§ Work to complete:
Reproduce the listing below in its entirety. Change nothing.

Some records:
## BEGIN

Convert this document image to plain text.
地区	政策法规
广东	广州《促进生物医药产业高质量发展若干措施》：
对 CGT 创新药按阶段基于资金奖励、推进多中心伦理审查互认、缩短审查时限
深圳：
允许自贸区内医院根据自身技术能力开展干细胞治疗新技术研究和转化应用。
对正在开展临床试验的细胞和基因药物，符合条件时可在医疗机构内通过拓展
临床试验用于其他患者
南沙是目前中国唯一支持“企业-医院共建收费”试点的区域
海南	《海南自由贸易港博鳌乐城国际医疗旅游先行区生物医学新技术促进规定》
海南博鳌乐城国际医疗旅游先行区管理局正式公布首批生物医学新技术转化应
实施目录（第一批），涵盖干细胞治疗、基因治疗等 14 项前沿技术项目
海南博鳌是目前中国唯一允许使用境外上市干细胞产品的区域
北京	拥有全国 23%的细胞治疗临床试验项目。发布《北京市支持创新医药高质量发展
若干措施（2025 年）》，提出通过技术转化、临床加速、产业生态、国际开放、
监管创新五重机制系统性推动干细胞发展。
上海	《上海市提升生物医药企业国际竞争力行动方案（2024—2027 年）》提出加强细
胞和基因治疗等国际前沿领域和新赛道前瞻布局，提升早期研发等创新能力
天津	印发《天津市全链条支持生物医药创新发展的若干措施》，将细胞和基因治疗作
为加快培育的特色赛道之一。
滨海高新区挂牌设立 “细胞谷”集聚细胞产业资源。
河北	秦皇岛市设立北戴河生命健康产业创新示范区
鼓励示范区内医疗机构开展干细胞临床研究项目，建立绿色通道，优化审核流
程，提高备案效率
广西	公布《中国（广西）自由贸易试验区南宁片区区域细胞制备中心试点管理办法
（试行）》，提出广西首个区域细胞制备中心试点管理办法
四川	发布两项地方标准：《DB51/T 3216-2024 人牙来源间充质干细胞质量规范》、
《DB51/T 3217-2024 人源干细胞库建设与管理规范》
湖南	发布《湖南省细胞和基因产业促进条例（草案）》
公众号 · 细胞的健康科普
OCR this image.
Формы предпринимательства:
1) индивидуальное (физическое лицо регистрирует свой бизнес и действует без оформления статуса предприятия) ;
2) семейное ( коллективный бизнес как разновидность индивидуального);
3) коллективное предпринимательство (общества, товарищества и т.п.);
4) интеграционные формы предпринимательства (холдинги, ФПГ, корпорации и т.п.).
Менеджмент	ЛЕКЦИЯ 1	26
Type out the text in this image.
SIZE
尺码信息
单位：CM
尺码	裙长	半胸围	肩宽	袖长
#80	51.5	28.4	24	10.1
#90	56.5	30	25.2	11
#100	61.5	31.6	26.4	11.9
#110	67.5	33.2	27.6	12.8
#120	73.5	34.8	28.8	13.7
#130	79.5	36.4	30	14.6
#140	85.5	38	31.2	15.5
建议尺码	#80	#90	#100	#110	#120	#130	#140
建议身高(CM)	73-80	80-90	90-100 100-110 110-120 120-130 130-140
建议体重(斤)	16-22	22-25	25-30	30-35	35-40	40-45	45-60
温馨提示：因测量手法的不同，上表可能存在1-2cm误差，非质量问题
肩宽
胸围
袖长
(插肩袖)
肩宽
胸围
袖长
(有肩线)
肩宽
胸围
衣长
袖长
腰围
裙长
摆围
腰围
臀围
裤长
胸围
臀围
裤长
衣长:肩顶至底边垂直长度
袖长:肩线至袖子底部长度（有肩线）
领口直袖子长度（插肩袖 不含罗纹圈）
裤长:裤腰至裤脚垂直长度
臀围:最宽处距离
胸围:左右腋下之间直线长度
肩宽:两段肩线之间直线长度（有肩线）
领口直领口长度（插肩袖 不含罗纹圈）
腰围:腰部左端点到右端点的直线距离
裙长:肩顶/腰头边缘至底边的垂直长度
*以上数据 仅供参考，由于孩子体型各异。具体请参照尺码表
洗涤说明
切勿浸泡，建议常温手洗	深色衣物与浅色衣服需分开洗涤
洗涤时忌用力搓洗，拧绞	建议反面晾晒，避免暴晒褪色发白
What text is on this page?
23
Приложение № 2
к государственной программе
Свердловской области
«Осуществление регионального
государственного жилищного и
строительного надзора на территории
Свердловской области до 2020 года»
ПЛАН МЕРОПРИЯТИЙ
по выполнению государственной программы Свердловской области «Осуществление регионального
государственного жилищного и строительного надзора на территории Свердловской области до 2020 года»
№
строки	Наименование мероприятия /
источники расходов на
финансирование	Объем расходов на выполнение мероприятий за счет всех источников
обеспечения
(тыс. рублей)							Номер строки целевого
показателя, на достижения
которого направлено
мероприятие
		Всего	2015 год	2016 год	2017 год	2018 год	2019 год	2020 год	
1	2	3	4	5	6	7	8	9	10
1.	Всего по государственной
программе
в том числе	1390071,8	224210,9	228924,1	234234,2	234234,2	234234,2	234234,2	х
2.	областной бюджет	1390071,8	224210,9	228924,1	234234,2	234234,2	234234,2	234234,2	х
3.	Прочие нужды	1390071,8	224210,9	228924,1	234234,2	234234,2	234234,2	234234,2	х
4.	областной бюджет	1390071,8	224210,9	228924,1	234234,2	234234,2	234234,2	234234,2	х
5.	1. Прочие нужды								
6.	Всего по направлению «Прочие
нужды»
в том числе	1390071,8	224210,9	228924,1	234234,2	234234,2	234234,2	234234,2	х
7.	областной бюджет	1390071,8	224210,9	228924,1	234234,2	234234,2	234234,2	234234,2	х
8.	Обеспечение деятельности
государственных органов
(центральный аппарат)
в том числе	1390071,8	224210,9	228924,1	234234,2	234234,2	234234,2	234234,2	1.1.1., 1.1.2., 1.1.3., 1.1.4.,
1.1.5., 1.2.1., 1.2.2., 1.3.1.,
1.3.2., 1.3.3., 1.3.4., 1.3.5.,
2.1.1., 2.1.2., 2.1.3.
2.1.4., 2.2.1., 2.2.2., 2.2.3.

## END

§ Task output:
Convert this document image to plain text.
地区	政策法规
广东	广州《促进生物医药产业高质量发展若干措施》：
对 CGT 创新药按阶段基于资金奖励、推进多中心伦理审查互认、缩短审查时限
深圳：
允许自贸区内医院根据自身技术能力开展干细胞治疗新技术研究和转化应用。
对正在开展临床试验的细胞和基因药物，符合条件时可在医疗机构内通过拓展
临床试验用于其他患者
南沙是目前中国唯一支持“企业-医院共建收费”试点的区域
海南	《海南自由贸易港博鳌乐城国际医疗旅游先行区生物医学新技术促进规定》
海南博鳌乐城国际医疗旅游先行区管理局正式公布首批生物医学新技术转化应
实施目录（第一批），涵盖干细胞治疗、基因治疗等 14 项前沿技术项目
海南博鳌是目前中国唯一允许使用境外上市干细胞产品的区域
北京	拥有全国 23%的细胞治疗临床试验项目。发布《北京市支持创新医药高质量发展
若干措施（2025 年）》，提出通过技术转化、临床加速、产业生态、国际开放、
监管创新五重机制系统性推动干细胞发展。
上海	《上海市提升生物医药企业国际竞争力行动方案（2024—2027 年）》提出加强细
胞和基因治疗等国际前沿领域和新赛道前瞻布局，提升早期研发等创新能力
天津	印发《天津市全链条支持生物医药创新发展的若干措施》，将细胞和基因治疗作
为加快培育的特色赛道之一。
滨海高新区挂牌设立 “细胞谷”集聚细胞产业资源。
河北	秦皇岛市设立北戴河生命健康产业创新示范区
鼓励示范区内医疗机构开展干细胞临床研究项目，建立绿色通道，优化审核流
程，提高备案效率
广西	公布《中国（广西）自由贸易试验区南宁片区区域细胞制备中心试点管理办法
（试行）》，提出广西首个区域细胞制备中心试点管理办法
四川	发布两项地方标准：《DB51/T 3216-2024 人牙来源间充质干细胞质量规范》、
《DB51/T 3217-2024 人源干细胞库建设与管理规范》
湖南	发布《湖南省细胞和基因产业促进条例（草案）》
公众号 · 细胞的健康科普
OCR this image.
Формы предпринимательства:
1) индивидуальное (физическое лицо регистрирует свой бизнес и действует без оформления статуса предприятия) ;
2) семейное ( коллективный бизнес как разновидность индивидуального);
3) коллективное предпринимательство (общества, товарищества и т.п.);
4) интеграционные формы предпринимательства (холдинги, ФПГ, корпорации и т.п.).
Менеджмент	ЛЕКЦИЯ 1	26
Type out the text in this image.
SIZE
尺码信息
单位：CM
尺码	裙长	半胸围	肩宽	袖长
#80	51.5	28.4	24	10.1
#90	56.5	30	25.2	11
#100	61.5	31.6	26.4	11.9
#110	67.5	33.2	27.6	12.8
#120	73.5	34.8	28.8	13.7
#130	79.5	36.4	30	14.6
#140	85.5	38	31.2	15.5
建议尺码	#80	#90	#100	#110	#120	#130	#140
建议身高(CM)	73-80	80-90	90-100 100-110 110-120 120-130 130-140
建议体重(斤)	16-22	22-25	25-30	30-35	35-40	40-45	45-60
温馨提示：因测量手法的不同，上表可能存在1-2cm误差，非质量问题
肩宽
胸围
袖长
(插肩袖)
肩宽
胸围
袖长
(有肩线)
肩宽
胸围
衣长
袖长
腰围
裙长
摆围
腰围
臀围
裤长
胸围
臀围
裤长
衣长:肩顶至底边垂直长度
袖长:肩线至袖子底部长度（有肩线）
领口直袖子长度（插肩袖 不含罗纹圈）
裤长:裤腰至裤脚垂直长度
臀围:最宽处距离
胸围:左右腋下之间直线长度
肩宽:两段肩线之间直线长度（有肩线）
领口直领口长度（插肩袖 不含罗纹圈）
腰围:腰部左端点到右端点的直线距离
裙长:肩顶/腰头边缘至底边的垂直长度
*以上数据 仅供参考，由于孩子体型各异。具体请参照尺码表
洗涤说明
切勿浸泡，建议常温手洗	深色衣物与浅色衣服需分开洗涤
洗涤时忌用力搓洗，拧绞	建议反面晾晒，避免暴晒褪色发白
What text is on this page?
23
Приложение № 2
к государственной программе
Свердловской области
«Осуществление регионального
государственного жилищного и
строительного надзора на территории
Свердловской области до 2020 года»
ПЛАН МЕРОПРИЯТИЙ
по выполнению государственной программы Свердловской области «Осуществление регионального
государственного жилищного и строительного надзора на территории Свердловской области до 2020 года»
№
строки	Наименование мероприятия /
источники расходов на
финансирование	Объем расходов на выполнение мероприятий за счет всех источников
обеспечения
(тыс. рублей)							Номер строки целевого
показателя, на достижения
которого направлено
мероприятие
		Всего	2015 год	2016 год	2017 год	2018 год	2019 год	2020 год	
1	2	3	4	5	6	7	8	9	10
1.	Всего по государственной
программе
в том числе	1390071,8	224210,9	228924,1	234234,2	234234,2	234234,2	234234,2	х
2.	областной бюджет	1390071,8	224210,9	228924,1	234234,2	234234,2	234234,2	234234,2	х
3.	Прочие нужды	1390071,8	224210,9	228924,1	234234,2	234234,2	234234,2	234234,2	х
4.	областной бюджет	1390071,8	224210,9	228924,1	234234,2	234234,2	234234,2	234234,2	х
5.	1. Прочие нужды								
6.	Всего по направлению «Прочие
нужды»
в том числе	1390071,8	224210,9	228924,1	234234,2	234234,2	234234,2	234234,2	х
7.	областной бюджет	1390071,8	224210,9	228924,1	234234,2	234234,2	234234,2	234234,2	х
8.	Обеспечение деятельности
государственных органов
(центральный аппарат)
в том числе	1390071,8	224210,9	228924,1	234234,2	234234,2	234234,2	234234,2	1.1.1., 1.1.2., 1.1.3., 1.1.4.,
1.1.5., 1.2.1., 1.2.2., 1.3.1.,
1.3.2., 1.3.3., 1.3.4., 1.3.5.,
2.1.1., 2.1.2., 2.1.3.
2.1.4., 2.2.1., 2.2.2., 2.2.3.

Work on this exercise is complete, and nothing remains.